⟨

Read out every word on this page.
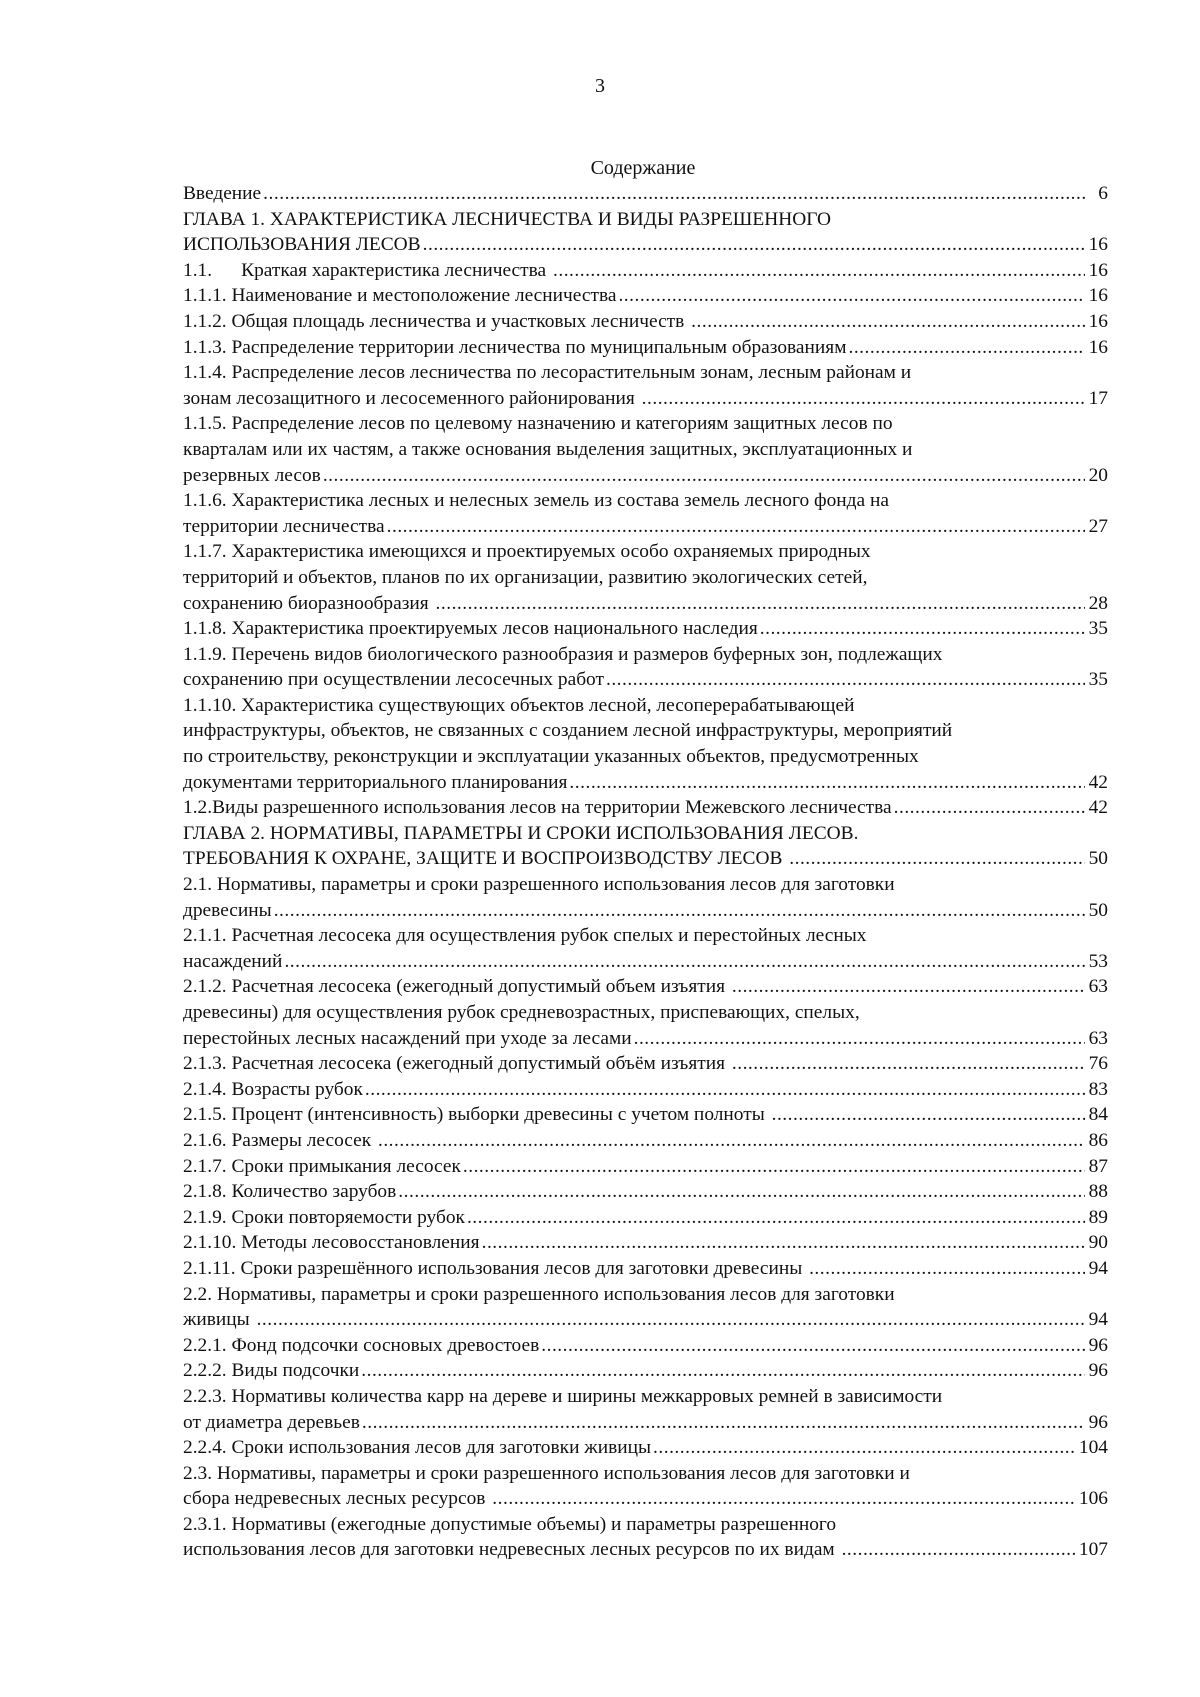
3
Содержание
Введение .....	6
ГЛАВА 1. ХАРАКТЕРИСТИКА ЛЕСНИЧЕСТВА И ВИДЫ РАЗРЕШЕННОГО
ИСПОЛЬЗОВАНИЯ ЛЕСОВ .....	16
1.1.      Краткая характеристика лесничества .....	16
1.1.1. Наименование и местоположение лесничества .....	16
1.1.2. Общая площадь лесничества и участковых лесничеств .....	16
1.1.3. Распределение территории лесничества по муниципальным образованиям .....	16
1.1.4. Распределение лесов лесничества по лесорастительным зонам, лесным районам и
зонам лесозащитного и лесосеменного районирования .....	17
1.1.5. Распределение лесов по целевому назначению и категориям защитных лесов по
кварталам или их частям, а также основания выделения защитных, эксплуатационных и
резервных лесов .....	20
1.1.6. Характеристика лесных и нелесных земель из состава земель лесного фонда на
территории лесничества .....	27
1.1.7. Характеристика имеющихся и проектируемых особо охраняемых природных
территорий и объектов, планов по их организации, развитию экологических сетей,
сохранению биоразнообразия .....	28
1.1.8. Характеристика проектируемых лесов национального наследия .....	35
1.1.9. Перечень видов биологического разнообразия и размеров буферных зон, подлежащих
сохранению при осуществлении лесосечных работ .....	35
1.1.10. Характеристика существующих объектов лесной, лесоперерабатывающей
инфраструктуры, объектов, не связанных с созданием лесной инфраструктуры, мероприятий
по строительству, реконструкции и эксплуатации указанных объектов, предусмотренных
документами территориального планирования .....	42
1.2.Виды разрешенного использования лесов на территории Межевского лесничества .....	42
ГЛАВА 2. НОРМАТИВЫ, ПАРАМЕТРЫ И СРОКИ ИСПОЛЬЗОВАНИЯ ЛЕСОВ.
ТРЕБОВАНИЯ К ОХРАНЕ, ЗАЩИТЕ И ВОСПРОИЗВОДСТВУ ЛЕСОВ .....	50
2.1. Нормативы, параметры и сроки разрешенного использования лесов для заготовки
древесины .....	50
2.1.1. Расчетная лесосека для осуществления рубок спелых и перестойных лесных
насаждений .....	53
2.1.2. Расчетная лесосека (ежегодный допустимый объем изъятия .....	63
древесины) для осуществления рубок средневозрастных, приспевающих, спелых,
перестойных лесных насаждений при уходе за лесами .....	63
2.1.3. Расчетная лесосека (ежегодный допустимый объём изъятия .....	76
2.1.4. Возрасты рубок .....	83
2.1.5. Процент (интенсивность) выборки древесины с учетом полноты .....	84
2.1.6. Размеры лесосек .....	86
2.1.7. Сроки примыкания лесосек .....	87
2.1.8. Количество зарубов .....	88
2.1.9. Сроки повторяемости рубок .....	89
2.1.10. Методы лесовосстановления .....	90
2.1.11. Сроки разрешённого использования лесов для заготовки древесины .....	94
2.2. Нормативы, параметры и сроки разрешенного использования лесов для заготовки
живицы .....	94
2.2.1. Фонд подсочки сосновых древостоев .....	96
2.2.2. Виды подсочки .....	96
2.2.3. Нормативы количества карр на дереве и ширины межкарровых ремней в зависимости
от диаметра деревьев .....	96
2.2.4. Сроки использования лесов для заготовки живицы .....	104
2.3. Нормативы, параметры и сроки разрешенного использования лесов для заготовки и
сбора недревесных лесных ресурсов .....	106
2.3.1. Нормативы (ежегодные допустимые объемы) и параметры разрешенного
использования лесов для заготовки недревесных лесных ресурсов по их видам .....	107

⟩

## What the task asks
Reply with nothing but a number: how many lines of the entries above contain the string "насаждений"?

## Task solution
2